> _Aim_
Find the lines below that contain the string "Collection". Copy each one.

[start Given data]

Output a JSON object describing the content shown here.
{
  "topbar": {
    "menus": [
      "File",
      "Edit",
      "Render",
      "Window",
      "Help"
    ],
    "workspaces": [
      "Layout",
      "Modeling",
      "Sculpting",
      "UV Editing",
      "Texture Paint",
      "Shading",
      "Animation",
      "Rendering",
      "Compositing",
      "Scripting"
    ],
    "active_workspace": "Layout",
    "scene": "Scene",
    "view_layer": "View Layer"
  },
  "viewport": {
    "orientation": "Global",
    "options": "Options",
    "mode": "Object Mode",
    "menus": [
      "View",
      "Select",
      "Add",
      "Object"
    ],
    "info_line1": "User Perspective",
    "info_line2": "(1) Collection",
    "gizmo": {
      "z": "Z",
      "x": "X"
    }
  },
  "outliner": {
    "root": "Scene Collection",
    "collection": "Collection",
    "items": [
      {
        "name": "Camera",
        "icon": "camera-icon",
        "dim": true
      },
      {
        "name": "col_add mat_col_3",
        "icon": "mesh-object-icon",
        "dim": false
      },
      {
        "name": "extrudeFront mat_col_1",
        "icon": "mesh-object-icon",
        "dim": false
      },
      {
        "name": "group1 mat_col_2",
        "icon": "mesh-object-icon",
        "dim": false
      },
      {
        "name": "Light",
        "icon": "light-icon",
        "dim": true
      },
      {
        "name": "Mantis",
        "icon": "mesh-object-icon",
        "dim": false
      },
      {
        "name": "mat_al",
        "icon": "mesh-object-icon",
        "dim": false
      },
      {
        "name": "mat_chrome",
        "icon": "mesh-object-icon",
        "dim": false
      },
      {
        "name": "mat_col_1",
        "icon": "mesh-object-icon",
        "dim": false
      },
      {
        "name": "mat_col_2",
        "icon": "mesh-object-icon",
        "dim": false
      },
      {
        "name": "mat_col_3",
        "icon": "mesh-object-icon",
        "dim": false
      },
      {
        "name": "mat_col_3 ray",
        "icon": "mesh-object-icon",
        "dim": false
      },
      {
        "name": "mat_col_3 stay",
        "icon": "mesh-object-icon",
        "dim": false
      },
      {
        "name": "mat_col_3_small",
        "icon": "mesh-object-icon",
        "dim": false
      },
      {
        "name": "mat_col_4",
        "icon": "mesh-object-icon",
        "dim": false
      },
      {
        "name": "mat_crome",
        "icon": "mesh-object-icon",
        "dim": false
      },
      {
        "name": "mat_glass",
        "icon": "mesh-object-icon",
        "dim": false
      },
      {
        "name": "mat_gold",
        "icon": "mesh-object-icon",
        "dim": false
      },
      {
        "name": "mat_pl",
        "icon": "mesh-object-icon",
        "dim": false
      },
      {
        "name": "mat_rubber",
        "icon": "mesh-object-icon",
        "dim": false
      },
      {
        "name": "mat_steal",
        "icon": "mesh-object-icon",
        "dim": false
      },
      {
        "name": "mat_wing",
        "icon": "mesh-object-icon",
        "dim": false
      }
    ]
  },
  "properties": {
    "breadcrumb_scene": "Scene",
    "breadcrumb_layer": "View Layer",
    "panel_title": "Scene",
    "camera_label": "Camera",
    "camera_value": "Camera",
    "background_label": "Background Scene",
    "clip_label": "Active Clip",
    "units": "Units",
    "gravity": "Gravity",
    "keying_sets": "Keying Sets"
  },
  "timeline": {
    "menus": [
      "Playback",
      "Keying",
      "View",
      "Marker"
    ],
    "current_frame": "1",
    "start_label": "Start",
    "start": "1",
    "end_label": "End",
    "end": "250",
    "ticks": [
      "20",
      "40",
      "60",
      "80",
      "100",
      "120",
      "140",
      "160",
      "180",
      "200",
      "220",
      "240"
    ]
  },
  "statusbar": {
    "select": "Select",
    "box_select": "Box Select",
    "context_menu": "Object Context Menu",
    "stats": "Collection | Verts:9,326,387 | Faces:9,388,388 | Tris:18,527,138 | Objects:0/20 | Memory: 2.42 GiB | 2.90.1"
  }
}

[end Given data]
[start Given data]

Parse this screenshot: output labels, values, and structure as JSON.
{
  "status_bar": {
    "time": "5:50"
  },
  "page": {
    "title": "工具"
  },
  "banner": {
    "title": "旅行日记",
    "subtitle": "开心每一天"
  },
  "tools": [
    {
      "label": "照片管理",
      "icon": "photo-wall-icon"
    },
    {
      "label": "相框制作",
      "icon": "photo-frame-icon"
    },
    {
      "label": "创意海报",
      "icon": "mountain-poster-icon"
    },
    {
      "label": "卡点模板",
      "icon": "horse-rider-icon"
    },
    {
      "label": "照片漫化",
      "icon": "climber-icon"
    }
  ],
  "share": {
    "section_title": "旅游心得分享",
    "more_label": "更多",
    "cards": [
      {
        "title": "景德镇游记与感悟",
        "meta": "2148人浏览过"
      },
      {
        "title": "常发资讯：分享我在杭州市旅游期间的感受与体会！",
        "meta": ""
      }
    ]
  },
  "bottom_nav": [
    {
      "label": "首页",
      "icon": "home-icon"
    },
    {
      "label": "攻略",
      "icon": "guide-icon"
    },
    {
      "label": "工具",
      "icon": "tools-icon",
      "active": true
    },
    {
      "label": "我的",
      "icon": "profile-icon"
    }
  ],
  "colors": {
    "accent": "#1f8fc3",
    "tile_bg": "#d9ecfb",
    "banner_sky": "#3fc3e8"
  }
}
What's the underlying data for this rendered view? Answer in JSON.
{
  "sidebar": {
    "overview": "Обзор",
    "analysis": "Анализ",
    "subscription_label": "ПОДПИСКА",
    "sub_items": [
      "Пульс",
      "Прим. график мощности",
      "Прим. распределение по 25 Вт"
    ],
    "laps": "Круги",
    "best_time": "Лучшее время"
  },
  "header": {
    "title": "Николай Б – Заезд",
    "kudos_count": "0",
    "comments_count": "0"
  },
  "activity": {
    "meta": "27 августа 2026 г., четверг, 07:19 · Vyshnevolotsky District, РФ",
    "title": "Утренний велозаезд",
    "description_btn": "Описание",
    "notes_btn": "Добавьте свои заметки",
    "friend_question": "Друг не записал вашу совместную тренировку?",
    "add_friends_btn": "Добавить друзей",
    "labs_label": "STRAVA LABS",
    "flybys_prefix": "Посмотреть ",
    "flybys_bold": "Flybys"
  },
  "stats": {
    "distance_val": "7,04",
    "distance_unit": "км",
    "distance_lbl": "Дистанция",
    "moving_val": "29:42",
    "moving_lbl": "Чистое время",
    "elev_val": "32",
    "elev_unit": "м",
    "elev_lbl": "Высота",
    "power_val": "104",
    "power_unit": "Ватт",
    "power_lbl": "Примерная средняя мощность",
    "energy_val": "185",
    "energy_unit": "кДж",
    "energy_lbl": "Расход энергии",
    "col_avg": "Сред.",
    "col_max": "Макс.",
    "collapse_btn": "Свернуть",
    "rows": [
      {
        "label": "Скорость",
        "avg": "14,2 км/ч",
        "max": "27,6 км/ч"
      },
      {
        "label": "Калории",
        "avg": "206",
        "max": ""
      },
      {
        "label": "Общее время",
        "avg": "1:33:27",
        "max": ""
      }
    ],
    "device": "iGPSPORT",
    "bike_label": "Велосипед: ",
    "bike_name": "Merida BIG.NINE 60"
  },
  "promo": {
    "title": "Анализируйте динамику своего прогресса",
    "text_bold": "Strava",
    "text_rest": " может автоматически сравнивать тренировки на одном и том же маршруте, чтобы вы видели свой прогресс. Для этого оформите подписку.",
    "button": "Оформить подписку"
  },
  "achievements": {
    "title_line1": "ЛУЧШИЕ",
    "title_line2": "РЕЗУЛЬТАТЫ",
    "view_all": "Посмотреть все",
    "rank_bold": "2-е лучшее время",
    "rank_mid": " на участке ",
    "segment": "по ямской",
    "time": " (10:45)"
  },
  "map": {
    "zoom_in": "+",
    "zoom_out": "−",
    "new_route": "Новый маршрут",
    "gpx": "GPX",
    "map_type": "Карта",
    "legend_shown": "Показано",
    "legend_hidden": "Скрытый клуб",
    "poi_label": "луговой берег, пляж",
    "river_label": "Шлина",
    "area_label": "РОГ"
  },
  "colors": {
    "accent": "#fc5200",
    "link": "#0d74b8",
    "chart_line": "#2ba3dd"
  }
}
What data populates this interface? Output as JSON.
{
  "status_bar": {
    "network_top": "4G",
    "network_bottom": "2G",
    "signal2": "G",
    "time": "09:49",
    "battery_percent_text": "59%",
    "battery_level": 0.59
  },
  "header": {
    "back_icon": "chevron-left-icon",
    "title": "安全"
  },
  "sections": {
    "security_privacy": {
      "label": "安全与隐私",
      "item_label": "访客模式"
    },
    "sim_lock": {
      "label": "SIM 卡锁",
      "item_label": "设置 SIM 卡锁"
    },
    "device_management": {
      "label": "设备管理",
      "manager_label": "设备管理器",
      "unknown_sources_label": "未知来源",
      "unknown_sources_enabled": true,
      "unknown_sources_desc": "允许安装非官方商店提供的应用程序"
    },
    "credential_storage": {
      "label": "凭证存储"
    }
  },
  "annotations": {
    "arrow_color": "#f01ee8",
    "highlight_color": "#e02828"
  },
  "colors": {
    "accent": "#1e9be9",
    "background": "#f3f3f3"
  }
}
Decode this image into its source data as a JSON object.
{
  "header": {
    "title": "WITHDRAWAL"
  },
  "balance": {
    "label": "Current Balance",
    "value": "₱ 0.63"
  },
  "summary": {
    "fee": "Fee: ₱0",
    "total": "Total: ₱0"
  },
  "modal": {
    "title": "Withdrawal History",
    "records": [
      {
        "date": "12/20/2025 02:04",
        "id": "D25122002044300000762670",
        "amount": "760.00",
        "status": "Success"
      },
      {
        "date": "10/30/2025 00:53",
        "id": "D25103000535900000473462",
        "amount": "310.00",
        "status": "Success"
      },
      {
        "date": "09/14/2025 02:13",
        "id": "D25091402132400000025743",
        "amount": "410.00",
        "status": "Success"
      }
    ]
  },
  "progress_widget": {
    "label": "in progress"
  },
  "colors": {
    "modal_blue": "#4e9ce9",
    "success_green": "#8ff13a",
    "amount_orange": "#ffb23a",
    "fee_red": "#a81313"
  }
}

[end Given data]
[start Given data]

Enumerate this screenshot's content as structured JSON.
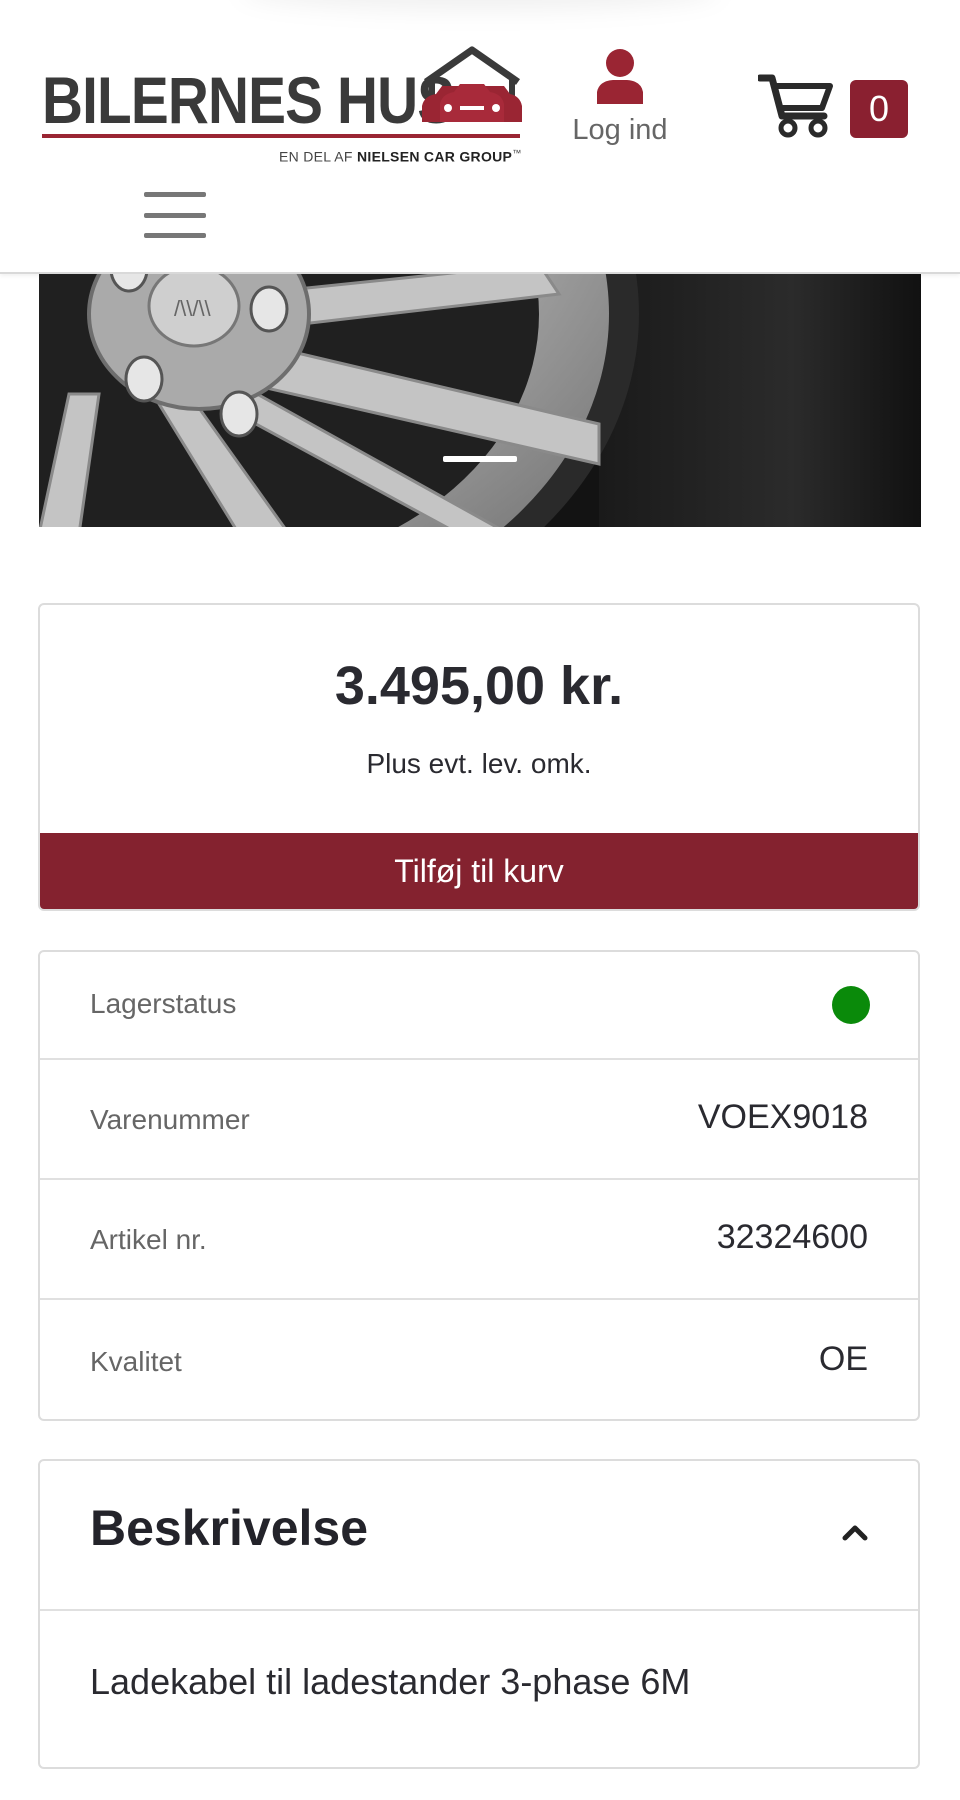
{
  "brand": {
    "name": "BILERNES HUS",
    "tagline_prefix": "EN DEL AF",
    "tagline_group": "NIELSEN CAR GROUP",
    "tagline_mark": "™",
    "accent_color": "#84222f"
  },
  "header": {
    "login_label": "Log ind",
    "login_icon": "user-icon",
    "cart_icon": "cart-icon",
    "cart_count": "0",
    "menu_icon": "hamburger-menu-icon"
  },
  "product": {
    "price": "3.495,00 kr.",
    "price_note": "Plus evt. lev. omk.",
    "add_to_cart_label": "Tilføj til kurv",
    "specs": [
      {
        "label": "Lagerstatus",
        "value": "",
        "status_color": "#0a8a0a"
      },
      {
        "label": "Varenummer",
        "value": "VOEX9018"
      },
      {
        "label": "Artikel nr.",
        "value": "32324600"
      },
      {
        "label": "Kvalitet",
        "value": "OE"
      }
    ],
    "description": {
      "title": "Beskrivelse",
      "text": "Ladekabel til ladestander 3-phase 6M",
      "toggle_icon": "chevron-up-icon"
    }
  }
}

[end Given data]

> _Complete answer_
    "info_line2": "(1) Collection",
    "root": "Scene Collection",
    "collection": "Collection",
    "stats": "Collection | Verts:9,326,387 | Faces:9,388,388 | Tris:18,527,138 | Objects:0/20 | Memory: 2.42 GiB | 2.90.1"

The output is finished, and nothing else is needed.